Dataset entries on figures
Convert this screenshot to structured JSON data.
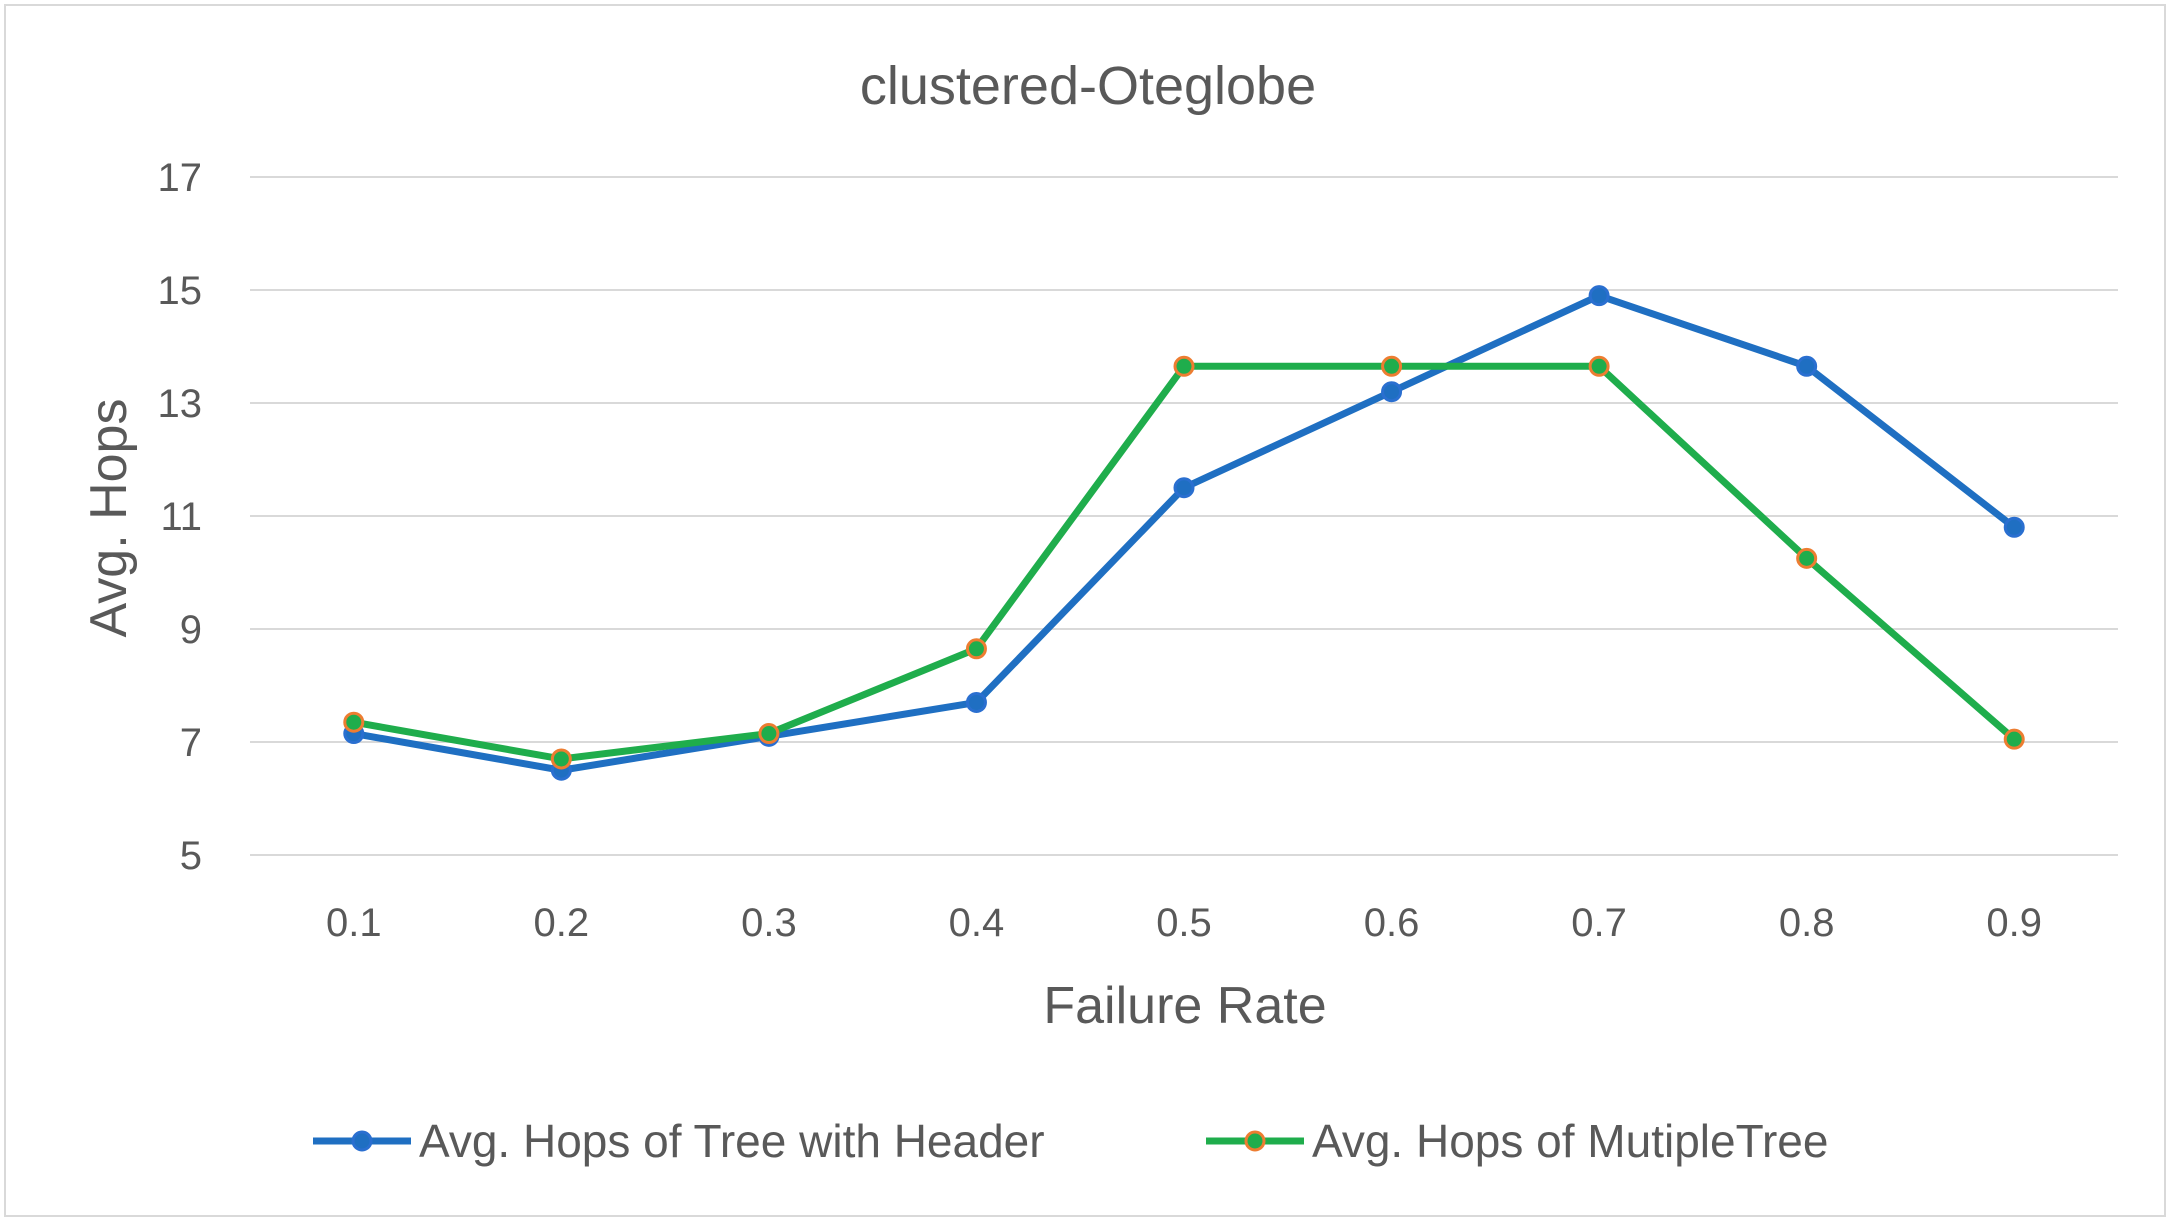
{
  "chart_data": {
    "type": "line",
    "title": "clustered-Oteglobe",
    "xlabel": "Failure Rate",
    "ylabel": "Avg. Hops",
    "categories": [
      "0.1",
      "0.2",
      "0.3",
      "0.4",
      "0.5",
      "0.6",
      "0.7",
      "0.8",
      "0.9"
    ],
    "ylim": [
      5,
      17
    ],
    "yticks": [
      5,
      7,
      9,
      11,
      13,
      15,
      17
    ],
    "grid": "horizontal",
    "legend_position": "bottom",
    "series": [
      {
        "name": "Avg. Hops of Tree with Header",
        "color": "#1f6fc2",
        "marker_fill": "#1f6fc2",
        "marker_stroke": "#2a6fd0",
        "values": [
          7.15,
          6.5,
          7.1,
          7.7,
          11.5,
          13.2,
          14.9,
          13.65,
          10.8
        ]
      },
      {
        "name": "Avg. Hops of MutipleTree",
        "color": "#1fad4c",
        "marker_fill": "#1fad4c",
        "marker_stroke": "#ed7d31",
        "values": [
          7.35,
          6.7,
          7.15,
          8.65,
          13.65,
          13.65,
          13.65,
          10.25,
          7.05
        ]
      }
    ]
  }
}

*Task to complete:* Repeat the material above word for word and skip every image in it.

*In response:*
Convert this screenshot to structured JSON data.
{
  "chart_data": {
    "type": "line",
    "title": "clustered-Oteglobe",
    "xlabel": "Failure Rate",
    "ylabel": "Avg. Hops",
    "categories": [
      "0.1",
      "0.2",
      "0.3",
      "0.4",
      "0.5",
      "0.6",
      "0.7",
      "0.8",
      "0.9"
    ],
    "ylim": [
      5,
      17
    ],
    "yticks": [
      5,
      7,
      9,
      11,
      13,
      15,
      17
    ],
    "grid": "horizontal",
    "legend_position": "bottom",
    "series": [
      {
        "name": "Avg. Hops of Tree with Header",
        "color": "#1f6fc2",
        "marker_fill": "#1f6fc2",
        "marker_stroke": "#2a6fd0",
        "values": [
          7.15,
          6.5,
          7.1,
          7.7,
          11.5,
          13.2,
          14.9,
          13.65,
          10.8
        ]
      },
      {
        "name": "Avg. Hops of MutipleTree",
        "color": "#1fad4c",
        "marker_fill": "#1fad4c",
        "marker_stroke": "#ed7d31",
        "values": [
          7.35,
          6.7,
          7.15,
          8.65,
          13.65,
          13.65,
          13.65,
          10.25,
          7.05
        ]
      }
    ]
  }
}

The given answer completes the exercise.